* _Rows from a dataset_
********************

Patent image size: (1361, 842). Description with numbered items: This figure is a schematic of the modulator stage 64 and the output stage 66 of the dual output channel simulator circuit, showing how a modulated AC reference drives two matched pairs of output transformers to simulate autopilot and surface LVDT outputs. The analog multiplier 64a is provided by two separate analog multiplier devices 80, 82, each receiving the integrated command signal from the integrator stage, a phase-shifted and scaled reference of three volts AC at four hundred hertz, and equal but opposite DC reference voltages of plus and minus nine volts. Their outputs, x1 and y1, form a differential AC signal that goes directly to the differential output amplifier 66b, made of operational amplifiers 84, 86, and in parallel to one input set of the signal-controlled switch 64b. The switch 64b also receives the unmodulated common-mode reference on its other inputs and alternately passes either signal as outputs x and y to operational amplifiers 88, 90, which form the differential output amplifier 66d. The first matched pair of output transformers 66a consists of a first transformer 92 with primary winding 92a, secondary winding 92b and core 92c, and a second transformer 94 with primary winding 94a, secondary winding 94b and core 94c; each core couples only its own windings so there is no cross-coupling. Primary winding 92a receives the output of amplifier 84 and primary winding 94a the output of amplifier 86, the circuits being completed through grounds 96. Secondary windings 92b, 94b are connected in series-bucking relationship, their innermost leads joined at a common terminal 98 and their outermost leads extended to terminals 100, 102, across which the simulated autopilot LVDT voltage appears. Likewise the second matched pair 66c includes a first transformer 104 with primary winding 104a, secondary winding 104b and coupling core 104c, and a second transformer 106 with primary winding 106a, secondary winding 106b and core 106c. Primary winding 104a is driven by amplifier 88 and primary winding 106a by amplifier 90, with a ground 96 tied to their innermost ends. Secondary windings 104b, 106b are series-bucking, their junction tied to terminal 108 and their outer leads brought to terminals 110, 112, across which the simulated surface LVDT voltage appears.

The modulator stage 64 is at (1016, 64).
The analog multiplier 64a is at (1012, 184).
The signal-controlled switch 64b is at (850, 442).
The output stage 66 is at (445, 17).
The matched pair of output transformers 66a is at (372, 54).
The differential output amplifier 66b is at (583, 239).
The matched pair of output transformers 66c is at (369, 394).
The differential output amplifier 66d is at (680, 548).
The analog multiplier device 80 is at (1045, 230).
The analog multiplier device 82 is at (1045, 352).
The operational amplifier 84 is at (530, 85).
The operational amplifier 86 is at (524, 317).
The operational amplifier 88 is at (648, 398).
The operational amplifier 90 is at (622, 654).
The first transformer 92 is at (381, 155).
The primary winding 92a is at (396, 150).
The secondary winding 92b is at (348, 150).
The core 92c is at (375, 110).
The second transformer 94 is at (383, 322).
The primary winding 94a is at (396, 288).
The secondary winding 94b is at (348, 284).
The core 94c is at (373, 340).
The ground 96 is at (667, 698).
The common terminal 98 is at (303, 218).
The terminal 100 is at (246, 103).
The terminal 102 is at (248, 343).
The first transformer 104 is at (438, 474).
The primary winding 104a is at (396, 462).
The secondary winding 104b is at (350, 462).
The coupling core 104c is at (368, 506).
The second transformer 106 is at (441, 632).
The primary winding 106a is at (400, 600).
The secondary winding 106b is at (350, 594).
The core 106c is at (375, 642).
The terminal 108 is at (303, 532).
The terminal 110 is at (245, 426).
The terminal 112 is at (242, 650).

********************

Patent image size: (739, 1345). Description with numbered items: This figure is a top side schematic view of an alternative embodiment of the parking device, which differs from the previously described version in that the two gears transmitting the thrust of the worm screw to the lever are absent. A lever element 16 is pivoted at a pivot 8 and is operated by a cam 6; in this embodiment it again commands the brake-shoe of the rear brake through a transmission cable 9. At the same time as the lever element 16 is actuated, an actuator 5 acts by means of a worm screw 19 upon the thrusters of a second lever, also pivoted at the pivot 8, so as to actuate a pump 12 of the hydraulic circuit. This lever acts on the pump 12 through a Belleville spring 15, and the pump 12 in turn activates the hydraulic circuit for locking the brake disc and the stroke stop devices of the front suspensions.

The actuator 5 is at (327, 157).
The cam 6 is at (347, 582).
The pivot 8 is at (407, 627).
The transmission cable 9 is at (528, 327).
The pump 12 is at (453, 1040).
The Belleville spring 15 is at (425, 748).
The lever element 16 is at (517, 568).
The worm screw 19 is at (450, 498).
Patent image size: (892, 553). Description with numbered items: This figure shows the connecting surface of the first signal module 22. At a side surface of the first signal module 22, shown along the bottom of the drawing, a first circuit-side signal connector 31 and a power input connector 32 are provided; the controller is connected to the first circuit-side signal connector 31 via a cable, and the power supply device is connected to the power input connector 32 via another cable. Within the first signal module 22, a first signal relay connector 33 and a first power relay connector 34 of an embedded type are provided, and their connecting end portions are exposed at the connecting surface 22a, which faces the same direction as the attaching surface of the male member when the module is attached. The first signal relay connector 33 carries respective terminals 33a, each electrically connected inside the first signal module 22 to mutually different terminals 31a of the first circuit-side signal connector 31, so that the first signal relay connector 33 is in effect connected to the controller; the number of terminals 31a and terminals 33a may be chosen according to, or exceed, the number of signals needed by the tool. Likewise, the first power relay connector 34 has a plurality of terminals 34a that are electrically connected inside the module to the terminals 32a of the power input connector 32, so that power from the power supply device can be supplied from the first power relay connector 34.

********************

* _TASK REQUIREMENTS_
Rewrite the material as a Markdown table with the columns n and Line, giving each row a number and leaving out blank lines. Begin at the line that contains "Patent image size: (739, 1345)." and stop after the line that contains "The actuator 5 is at (327, 157).".

* _SOLUTION_
| n | Line |
|---|---|
| 1 | Patent image size: (739, 1345). Description with numbered items: This figure is a top side schematic view of an alternative embodiment of the parking device, which differs from the previously described version in that the two gears transmitting the thrust of the worm screw to the lever are absent. A lever element 16 is pivoted at a pivot 8 and is operated by a cam 6; in this embodiment it again commands the brake-shoe of the rear brake through a transmission cable 9. At the same time as the lever element 16 is actuated, an actuator 5 acts by means of a worm screw 19 upon the thrusters of a second lever, also pivoted at the pivot 8, so as to actuate a pump 12 of the hydraulic circuit. This lever acts on the pump 12 through a Belleville spring 15, and the pump 12 in turn activates the hydraulic circuit for locking the brake disc and the stroke stop devices of the front suspensions. |
| 2 | The actuator 5 is at (327, 157). |